## TASK DIRECTIONS
Count how many lines in this material contain "normal". The answer is that number alone.

[Records from a dataset]
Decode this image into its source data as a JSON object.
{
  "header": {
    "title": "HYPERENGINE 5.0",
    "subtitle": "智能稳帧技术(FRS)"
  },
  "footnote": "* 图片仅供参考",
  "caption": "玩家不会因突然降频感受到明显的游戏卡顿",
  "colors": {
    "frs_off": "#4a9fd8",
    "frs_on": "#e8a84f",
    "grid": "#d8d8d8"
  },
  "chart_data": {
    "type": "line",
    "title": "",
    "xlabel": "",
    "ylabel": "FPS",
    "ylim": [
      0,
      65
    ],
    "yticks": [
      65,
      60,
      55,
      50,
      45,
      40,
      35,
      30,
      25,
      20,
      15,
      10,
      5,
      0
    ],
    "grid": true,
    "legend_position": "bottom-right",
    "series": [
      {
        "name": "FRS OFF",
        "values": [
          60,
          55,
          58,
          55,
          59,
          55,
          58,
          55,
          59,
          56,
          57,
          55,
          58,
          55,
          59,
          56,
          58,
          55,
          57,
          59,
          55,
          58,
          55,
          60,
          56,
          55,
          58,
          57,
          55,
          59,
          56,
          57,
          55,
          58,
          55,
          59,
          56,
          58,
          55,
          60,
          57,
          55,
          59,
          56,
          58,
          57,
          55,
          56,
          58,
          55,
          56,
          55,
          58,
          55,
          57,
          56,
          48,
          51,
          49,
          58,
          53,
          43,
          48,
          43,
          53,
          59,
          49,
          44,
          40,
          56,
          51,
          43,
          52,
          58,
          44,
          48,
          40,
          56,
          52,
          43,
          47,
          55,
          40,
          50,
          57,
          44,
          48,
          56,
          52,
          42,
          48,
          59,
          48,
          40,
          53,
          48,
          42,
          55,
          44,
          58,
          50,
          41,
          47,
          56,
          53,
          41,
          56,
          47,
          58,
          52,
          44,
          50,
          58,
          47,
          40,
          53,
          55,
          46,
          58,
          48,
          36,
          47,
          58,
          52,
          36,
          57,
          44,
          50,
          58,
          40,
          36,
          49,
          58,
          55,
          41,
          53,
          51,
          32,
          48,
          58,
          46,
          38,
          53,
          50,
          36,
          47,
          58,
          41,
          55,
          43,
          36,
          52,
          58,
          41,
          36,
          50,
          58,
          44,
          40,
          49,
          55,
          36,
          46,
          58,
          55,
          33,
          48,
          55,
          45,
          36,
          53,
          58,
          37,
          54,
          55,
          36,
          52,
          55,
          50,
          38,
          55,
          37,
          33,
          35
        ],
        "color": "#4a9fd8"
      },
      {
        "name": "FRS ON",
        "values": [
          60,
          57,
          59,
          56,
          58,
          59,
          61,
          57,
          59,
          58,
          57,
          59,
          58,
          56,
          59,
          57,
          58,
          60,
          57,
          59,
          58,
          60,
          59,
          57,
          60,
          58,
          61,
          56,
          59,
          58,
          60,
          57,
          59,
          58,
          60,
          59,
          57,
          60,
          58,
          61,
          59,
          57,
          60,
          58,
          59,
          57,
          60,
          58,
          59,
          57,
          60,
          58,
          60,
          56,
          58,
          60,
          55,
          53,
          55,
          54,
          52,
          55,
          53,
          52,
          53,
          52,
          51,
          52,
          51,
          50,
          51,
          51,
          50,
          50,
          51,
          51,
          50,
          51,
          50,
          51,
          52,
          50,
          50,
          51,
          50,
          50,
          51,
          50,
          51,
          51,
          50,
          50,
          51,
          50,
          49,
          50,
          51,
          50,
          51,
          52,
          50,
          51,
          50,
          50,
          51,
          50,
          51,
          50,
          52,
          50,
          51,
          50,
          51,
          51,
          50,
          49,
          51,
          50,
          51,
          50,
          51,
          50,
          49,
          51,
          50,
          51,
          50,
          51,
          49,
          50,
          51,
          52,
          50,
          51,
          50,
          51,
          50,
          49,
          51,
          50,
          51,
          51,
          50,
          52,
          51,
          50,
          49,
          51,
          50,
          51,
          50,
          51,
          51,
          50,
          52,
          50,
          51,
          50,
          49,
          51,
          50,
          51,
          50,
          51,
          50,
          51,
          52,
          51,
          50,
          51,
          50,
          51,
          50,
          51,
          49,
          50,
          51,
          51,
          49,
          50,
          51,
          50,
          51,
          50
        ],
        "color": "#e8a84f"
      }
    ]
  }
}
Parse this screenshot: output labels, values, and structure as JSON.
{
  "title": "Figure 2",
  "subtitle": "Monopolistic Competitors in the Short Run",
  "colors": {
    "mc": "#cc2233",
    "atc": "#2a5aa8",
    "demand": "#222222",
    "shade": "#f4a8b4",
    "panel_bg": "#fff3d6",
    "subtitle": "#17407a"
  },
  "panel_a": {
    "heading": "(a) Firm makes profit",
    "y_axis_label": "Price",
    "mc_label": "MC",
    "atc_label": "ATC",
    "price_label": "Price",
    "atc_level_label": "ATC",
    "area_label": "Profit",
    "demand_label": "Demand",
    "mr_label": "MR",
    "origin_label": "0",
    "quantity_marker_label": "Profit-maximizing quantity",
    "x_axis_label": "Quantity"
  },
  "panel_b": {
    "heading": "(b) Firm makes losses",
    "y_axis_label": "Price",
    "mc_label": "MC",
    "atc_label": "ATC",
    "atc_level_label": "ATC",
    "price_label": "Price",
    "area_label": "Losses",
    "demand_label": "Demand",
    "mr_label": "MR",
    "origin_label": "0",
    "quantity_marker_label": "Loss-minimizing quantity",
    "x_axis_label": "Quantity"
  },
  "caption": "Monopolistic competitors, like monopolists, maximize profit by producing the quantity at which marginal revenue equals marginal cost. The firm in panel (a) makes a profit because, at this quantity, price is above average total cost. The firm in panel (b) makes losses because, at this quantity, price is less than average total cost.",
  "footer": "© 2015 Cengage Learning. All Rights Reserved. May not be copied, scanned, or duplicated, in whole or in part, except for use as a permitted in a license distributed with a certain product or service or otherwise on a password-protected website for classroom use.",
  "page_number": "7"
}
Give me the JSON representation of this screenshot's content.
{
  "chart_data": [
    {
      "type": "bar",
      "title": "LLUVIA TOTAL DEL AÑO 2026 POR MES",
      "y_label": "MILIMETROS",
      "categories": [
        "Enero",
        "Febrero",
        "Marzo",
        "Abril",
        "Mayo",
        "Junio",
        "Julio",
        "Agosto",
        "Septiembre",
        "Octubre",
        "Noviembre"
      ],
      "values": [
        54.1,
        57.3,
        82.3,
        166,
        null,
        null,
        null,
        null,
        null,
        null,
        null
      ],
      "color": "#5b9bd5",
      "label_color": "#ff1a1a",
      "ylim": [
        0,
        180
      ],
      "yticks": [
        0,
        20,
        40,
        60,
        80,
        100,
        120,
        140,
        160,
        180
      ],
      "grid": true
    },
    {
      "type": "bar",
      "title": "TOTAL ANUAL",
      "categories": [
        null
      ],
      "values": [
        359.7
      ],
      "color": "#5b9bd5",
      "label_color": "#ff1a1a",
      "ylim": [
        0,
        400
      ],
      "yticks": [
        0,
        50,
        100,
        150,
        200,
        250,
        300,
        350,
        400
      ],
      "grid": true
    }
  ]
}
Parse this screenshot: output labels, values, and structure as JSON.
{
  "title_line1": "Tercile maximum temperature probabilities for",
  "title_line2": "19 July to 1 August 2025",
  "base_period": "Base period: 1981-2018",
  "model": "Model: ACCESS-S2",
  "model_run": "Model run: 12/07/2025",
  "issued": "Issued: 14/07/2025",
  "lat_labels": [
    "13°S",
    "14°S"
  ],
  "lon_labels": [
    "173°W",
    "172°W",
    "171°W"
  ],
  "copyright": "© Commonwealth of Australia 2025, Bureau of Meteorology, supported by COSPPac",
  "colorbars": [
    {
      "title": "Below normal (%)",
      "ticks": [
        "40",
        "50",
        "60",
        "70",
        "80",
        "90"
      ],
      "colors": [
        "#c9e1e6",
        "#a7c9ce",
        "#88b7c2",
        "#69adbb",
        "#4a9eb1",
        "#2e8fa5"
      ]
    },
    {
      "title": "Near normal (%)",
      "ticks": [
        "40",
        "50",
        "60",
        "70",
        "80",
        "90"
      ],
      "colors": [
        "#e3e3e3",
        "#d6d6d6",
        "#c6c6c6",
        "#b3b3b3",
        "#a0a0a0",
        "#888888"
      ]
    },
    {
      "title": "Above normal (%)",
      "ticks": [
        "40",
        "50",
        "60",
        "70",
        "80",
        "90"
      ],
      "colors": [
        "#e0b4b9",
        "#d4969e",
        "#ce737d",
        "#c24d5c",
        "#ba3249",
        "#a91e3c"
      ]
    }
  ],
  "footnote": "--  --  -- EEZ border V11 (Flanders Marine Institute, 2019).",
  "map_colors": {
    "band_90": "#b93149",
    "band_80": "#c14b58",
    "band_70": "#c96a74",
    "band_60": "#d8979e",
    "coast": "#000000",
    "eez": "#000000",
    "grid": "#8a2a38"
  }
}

## RIGHT ANSWER
3